Gather each line of the records where "this" appears.

_ _ _

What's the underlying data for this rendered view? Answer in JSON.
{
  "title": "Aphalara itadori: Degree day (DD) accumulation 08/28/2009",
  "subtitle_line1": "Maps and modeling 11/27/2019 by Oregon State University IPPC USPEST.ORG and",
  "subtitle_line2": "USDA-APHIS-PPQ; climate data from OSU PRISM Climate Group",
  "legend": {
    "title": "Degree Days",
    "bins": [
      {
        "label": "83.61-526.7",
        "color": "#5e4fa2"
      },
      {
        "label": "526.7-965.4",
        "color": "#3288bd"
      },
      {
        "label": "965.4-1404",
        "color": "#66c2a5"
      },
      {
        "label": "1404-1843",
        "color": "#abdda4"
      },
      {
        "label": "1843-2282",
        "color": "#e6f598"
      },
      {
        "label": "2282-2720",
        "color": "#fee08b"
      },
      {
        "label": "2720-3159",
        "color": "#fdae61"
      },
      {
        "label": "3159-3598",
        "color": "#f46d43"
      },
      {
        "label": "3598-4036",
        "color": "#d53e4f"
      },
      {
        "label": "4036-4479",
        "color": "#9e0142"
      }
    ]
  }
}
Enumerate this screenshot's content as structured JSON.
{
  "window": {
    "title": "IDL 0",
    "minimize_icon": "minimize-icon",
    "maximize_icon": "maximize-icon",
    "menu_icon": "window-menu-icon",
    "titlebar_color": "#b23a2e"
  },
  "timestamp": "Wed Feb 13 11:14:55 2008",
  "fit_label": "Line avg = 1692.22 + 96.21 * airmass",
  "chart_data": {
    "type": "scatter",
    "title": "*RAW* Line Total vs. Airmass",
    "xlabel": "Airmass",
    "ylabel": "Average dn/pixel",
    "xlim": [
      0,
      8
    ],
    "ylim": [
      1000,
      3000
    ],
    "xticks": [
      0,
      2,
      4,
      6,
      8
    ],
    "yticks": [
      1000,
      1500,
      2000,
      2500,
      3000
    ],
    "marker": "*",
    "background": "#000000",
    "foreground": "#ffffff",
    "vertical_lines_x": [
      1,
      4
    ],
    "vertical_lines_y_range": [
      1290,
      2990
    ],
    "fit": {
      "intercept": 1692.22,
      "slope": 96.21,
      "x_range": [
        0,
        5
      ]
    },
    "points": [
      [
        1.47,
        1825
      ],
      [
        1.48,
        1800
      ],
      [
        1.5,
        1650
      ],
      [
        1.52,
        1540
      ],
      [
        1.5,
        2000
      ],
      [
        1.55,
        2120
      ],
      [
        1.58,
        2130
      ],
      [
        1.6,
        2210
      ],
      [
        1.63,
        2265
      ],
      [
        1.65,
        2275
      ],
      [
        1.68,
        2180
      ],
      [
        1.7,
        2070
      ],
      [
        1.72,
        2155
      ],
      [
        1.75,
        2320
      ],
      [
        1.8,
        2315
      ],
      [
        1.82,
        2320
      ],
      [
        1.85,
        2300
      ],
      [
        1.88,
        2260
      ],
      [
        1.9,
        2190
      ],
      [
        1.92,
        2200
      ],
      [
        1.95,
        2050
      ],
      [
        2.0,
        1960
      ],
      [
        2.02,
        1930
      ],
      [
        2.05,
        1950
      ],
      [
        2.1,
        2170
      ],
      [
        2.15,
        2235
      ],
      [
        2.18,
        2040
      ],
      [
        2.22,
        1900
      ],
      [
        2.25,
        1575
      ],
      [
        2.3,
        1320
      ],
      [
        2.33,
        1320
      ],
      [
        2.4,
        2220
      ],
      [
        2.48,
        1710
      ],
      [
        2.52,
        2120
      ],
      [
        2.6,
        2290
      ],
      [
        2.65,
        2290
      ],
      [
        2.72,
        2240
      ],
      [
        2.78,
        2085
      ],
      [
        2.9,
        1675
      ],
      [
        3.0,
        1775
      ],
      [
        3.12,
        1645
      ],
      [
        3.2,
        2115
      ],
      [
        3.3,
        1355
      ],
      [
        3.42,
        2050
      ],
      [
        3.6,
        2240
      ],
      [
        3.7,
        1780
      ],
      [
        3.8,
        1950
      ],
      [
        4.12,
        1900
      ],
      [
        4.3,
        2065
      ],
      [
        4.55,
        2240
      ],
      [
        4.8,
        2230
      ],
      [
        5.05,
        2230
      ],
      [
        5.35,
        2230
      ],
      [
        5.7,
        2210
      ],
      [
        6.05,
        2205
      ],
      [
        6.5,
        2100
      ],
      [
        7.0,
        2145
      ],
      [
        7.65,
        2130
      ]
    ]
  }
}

_ _ _

Exercise response:
What's the underlying data for this rendered view? Answer in JSON.
Enumerate this screenshot's content as structured JSON.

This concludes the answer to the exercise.